INPUT
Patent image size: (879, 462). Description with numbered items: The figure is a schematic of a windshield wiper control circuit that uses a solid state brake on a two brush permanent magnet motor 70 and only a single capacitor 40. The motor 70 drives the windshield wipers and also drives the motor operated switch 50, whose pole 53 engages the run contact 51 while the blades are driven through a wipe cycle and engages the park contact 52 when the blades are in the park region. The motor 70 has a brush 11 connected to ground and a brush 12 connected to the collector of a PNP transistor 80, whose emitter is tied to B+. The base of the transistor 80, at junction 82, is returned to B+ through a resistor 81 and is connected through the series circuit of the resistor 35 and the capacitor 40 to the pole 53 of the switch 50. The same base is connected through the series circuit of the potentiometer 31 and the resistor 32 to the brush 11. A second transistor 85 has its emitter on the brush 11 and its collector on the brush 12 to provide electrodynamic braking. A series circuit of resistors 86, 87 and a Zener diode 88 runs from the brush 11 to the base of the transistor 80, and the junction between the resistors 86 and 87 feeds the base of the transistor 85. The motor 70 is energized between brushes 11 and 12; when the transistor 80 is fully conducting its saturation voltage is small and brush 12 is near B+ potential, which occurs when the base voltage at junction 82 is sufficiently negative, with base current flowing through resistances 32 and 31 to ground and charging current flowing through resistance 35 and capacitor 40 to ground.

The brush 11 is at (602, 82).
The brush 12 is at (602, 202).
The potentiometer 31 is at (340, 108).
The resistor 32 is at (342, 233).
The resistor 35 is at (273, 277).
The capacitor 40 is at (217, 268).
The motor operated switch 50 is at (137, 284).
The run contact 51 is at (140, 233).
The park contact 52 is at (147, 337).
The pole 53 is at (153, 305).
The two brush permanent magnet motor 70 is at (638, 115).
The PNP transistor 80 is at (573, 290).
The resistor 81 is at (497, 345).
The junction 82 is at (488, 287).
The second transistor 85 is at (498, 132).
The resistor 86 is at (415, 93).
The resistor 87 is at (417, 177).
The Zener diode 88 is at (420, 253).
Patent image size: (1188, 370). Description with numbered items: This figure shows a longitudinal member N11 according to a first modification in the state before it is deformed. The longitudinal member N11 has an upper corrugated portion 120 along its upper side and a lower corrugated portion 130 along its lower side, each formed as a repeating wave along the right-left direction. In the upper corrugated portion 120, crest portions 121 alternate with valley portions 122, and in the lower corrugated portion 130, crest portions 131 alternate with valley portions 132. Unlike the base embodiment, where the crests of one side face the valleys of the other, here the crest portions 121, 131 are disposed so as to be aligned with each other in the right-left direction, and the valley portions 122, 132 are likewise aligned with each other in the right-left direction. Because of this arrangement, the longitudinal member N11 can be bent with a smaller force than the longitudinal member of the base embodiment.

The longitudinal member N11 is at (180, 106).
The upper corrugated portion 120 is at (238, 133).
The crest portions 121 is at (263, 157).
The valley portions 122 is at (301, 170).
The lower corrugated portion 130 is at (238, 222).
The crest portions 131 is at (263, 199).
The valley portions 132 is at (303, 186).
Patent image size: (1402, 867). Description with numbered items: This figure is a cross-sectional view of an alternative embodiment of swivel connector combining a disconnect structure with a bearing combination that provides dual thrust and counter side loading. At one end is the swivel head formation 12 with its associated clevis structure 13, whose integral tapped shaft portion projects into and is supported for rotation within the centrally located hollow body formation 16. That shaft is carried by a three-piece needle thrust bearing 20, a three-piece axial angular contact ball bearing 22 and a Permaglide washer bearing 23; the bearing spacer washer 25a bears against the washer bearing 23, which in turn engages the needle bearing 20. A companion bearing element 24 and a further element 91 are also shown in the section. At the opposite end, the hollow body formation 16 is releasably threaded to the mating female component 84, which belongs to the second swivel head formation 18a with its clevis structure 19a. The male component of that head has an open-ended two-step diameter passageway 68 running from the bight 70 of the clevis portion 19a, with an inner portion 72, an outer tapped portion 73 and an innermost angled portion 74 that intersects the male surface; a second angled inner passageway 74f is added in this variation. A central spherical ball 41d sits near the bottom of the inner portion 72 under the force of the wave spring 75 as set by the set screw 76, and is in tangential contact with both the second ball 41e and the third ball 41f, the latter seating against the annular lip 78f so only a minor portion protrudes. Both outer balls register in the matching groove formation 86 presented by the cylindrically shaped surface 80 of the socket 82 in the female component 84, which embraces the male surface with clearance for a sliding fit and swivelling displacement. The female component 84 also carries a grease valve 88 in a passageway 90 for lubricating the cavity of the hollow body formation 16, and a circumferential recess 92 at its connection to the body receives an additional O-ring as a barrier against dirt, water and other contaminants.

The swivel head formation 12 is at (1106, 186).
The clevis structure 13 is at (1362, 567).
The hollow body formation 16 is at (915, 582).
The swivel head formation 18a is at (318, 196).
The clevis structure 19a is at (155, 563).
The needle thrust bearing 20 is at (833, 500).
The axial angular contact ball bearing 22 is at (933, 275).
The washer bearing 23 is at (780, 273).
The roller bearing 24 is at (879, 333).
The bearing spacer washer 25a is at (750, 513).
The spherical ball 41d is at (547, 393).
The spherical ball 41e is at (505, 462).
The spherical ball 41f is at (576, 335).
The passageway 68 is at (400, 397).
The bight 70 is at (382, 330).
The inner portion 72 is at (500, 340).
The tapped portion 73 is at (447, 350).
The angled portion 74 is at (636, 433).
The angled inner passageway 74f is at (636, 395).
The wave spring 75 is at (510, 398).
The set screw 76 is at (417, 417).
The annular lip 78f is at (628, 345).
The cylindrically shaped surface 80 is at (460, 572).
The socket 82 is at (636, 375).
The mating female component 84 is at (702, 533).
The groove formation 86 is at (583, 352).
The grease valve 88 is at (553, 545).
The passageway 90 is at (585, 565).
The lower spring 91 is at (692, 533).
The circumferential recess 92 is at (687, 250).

WHAT THE TASK REQUIRES
Render every line of the entries above as a single numbered list, leaving out the blank lines.

SOLUTION TO THIS EXERCISE
1. Patent image size: (879, 462). Description with numbered items: The figure is a schematic of a windshield wiper control circuit that uses a solid state brake on a two brush permanent magnet motor 70 and only a single capacitor 40. The motor 70 drives the windshield wipers and also drives the motor operated switch 50, whose pole 53 engages the run contact 51 while the blades are driven through a wipe cycle and engages the park contact 52 when the blades are in the park region. The motor 70 has a brush 11 connected to ground and a brush 12 connected to the collector of a PNP transistor 80, whose emitter is tied to B+. The base of the transistor 80, at junction 82, is returned to B+ through a resistor 81 and is connected through the series circuit of the resistor 35 and the capacitor 40 to the pole 53 of the switch 50. The same base is connected through the series circuit of the potentiometer 31 and the resistor 32 to the brush 11. A second transistor 85 has its emitter on the brush 11 and its collector on the brush 12 to provide electrodynamic braking. A series circuit of resistors 86, 87 and a Zener diode 88 runs from the brush 11 to the base of the transistor 80, and the junction between the resistors 86 and 87 feeds the base of the transistor 85. The motor 70 is energized between brushes 11 and 12; when the transistor 80 is fully conducting its saturation voltage is small and brush 12 is near B+ potential, which occurs when the base voltage at junction 82 is sufficiently negative, with base current flowing through resistances 32 and 31 to ground and charging current flowing through resistance 35 and capacitor 40 to ground.
2. The brush 11 is at (602, 82).
3. The brush 12 is at (602, 202).
4. The potentiometer 31 is at (340, 108).
5. The resistor 32 is at (342, 233).
6. The resistor 35 is at (273, 277).
7. The capacitor 40 is at (217, 268).
8. The motor operated switch 50 is at (137, 284).
9. The run contact 51 is at (140, 233).
10. The park contact 52 is at (147, 337).
11. The pole 53 is at (153, 305).
12. The two brush permanent magnet motor 70 is at (638, 115).
13. The PNP transistor 80 is at (573, 290).
14. The resistor 81 is at (497, 345).
15. The junction 82 is at (488, 287).
16. The second transistor 85 is at (498, 132).
17. The resistor 86 is at (415, 93).
18. The resistor 87 is at (417, 177).
19. The Zener diode 88 is at (420, 253).
20. Patent image size: (1188, 370). Description with numbered items: This figure shows a longitudinal member N11 according to a first modification in the state before it is deformed. The longitudinal member N11 has an upper corrugated portion 120 along its upper side and a lower corrugated portion 130 along its lower side, each formed as a repeating wave along the right-left direction. In the upper corrugated portion 120, crest portions 121 alternate with valley portions 122, and in the lower corrugated portion 130, crest portions 131 alternate with valley portions 132. Unlike the base embodiment, where the crests of one side face the valleys of the other, here the crest portions 121, 131 are disposed so as to be aligned with each other in the right-left direction, and the valley portions 122, 132 are likewise aligned with each other in the right-left direction. Because of this arrangement, the longitudinal member N11 can be bent with a smaller force than the longitudinal member of the base embodiment.
21. The longitudinal member N11 is at (180, 106).
22. The upper corrugated portion 120 is at (238, 133).
23. The crest portions 121 is at (263, 157).
24. The valley portions 122 is at (301, 170).
25. The lower corrugated portion 130 is at (238, 222).
26. The crest portions 131 is at (263, 199).
27. The valley portions 132 is at (303, 186).
28. Patent image size: (1402, 867). Description with numbered items: This figure is a cross-sectional view of an alternative embodiment of swivel connector combining a disconnect structure with a bearing combination that provides dual thrust and counter side loading. At one end is the swivel head formation 12 with its associated clevis structure 13, whose integral tapped shaft portion projects into and is supported for rotation within the centrally located hollow body formation 16. That shaft is carried by a three-piece needle thrust bearing 20, a three-piece axial angular contact ball bearing 22 and a Permaglide washer bearing 23; the bearing spacer washer 25a bears against the washer bearing 23, which in turn engages the needle bearing 20. A companion bearing element 24 and a further element 91 are also shown in the section. At the opposite end, the hollow body formation 16 is releasably threaded to the mating female component 84, which belongs to the second swivel head formation 18a with its clevis structure 19a. The male component of that head has an open-ended two-step diameter passageway 68 running from the bight 70 of the clevis portion 19a, with an inner portion 72, an outer tapped portion 73 and an innermost angled portion 74 that intersects the male surface; a second angled inner passageway 74f is added in this variation. A central spherical ball 41d sits near the bottom of the inner portion 72 under the force of the wave spring 75 as set by the set screw 76, and is in tangential contact with both the second ball 41e and the third ball 41f, the latter seating against the annular lip 78f so only a minor portion protrudes. Both outer balls register in the matching groove formation 86 presented by the cylindrically shaped surface 80 of the socket 82 in the female component 84, which embraces the male surface with clearance for a sliding fit and swivelling displacement. The female component 84 also carries a grease valve 88 in a passageway 90 for lubricating the cavity of the hollow body formation 16, and a circumferential recess 92 at its connection to the body receives an additional O-ring as a barrier against dirt, water and other contaminants.
29. The swivel head formation 12 is at (1106, 186).
30. The clevis structure 13 is at (1362, 567).
31. The hollow body formation 16 is at (915, 582).
32. The swivel head formation 18a is at (318, 196).
33. The clevis structure 19a is at (155, 563).
34. The needle thrust bearing 20 is at (833, 500).
35. The axial angular contact ball bearing 22 is at (933, 275).
36. The washer bearing 23 is at (780, 273).
37. The roller bearing 24 is at (879, 333).
38. The bearing spacer washer 25a is at (750, 513).
39. The spherical ball 41d is at (547, 393).
40. The spherical ball 41e is at (505, 462).
41. The spherical ball 41f is at (576, 335).
42. The passageway 68 is at (400, 397).
43. The bight 70 is at (382, 330).
44. The inner portion 72 is at (500, 340).
45. The tapped portion 73 is at (447, 350).
46. The angled portion 74 is at (636, 433).
47. The angled inner passageway 74f is at (636, 395).
48. The wave spring 75 is at (510, 398).
49. The set screw 76 is at (417, 417).
50. The annular lip 78f is at (628, 345).
51. The cylindrically shaped surface 80 is at (460, 572).
52. The socket 82 is at (636, 375).
53. The mating female component 84 is at (702, 533).
54. The groove formation 86 is at (583, 352).
55. The grease valve 88 is at (553, 545).
56. The passageway 90 is at (585, 565).
57. The lower spring 91 is at (692, 533).
58. The circumferential recess 92 is at (687, 250).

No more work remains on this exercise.